>> BEGIN
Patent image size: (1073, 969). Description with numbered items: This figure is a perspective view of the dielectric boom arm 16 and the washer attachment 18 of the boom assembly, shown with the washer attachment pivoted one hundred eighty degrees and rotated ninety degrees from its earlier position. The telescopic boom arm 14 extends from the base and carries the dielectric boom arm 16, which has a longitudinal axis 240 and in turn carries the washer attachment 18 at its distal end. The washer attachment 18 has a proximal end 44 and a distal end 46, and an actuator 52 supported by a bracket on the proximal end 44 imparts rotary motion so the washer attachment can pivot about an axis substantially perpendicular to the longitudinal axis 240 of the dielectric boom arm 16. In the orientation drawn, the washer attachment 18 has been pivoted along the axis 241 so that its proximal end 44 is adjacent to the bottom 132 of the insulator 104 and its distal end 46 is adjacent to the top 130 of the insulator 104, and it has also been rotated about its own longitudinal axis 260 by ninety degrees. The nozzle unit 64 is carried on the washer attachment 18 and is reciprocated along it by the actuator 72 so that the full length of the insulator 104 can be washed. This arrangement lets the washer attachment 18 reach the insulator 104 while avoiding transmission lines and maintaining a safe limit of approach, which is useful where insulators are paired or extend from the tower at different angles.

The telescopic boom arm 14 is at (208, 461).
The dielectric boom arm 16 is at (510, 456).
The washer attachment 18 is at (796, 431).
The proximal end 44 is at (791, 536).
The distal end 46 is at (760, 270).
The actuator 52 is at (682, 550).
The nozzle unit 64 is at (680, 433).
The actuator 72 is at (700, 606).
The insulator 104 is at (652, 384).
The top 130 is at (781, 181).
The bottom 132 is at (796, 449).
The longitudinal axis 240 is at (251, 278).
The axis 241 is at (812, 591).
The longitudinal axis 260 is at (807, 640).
>> END
**Task brief**
Reproduce every line of the material above word for word, with no changes.

**Reply**
Patent image size: (1073, 969). Description with numbered items: This figure is a perspective view of the dielectric boom arm 16 and the washer attachment 18 of the boom assembly, shown with the washer attachment pivoted one hundred eighty degrees and rotated ninety degrees from its earlier position. The telescopic boom arm 14 extends from the base and carries the dielectric boom arm 16, which has a longitudinal axis 240 and in turn carries the washer attachment 18 at its distal end. The washer attachment 18 has a proximal end 44 and a distal end 46, and an actuator 52 supported by a bracket on the proximal end 44 imparts rotary motion so the washer attachment can pivot about an axis substantially perpendicular to the longitudinal axis 240 of the dielectric boom arm 16. In the orientation drawn, the washer attachment 18 has been pivoted along the axis 241 so that its proximal end 44 is adjacent to the bottom 132 of the insulator 104 and its distal end 46 is adjacent to the top 130 of the insulator 104, and it has also been rotated about its own longitudinal axis 260 by ninety degrees. The nozzle unit 64 is carried on the washer attachment 18 and is reciprocated along it by the actuator 72 so that the full length of the insulator 104 can be washed. This arrangement lets the washer attachment 18 reach the insulator 104 while avoiding transmission lines and maintaining a safe limit of approach, which is useful where insulators are paired or extend from the tower at different angles.

The telescopic boom arm 14 is at (208, 461).
The dielectric boom arm 16 is at (510, 456).
The washer attachment 18 is at (796, 431).
The proximal end 44 is at (791, 536).
The distal end 46 is at (760, 270).
The actuator 52 is at (682, 550).
The nozzle unit 64 is at (680, 433).
The actuator 72 is at (700, 606).
The insulator 104 is at (652, 384).
The top 130 is at (781, 181).
The bottom 132 is at (796, 449).
The longitudinal axis 240 is at (251, 278).
The axis 241 is at (812, 591).
The longitudinal axis 260 is at (807, 640).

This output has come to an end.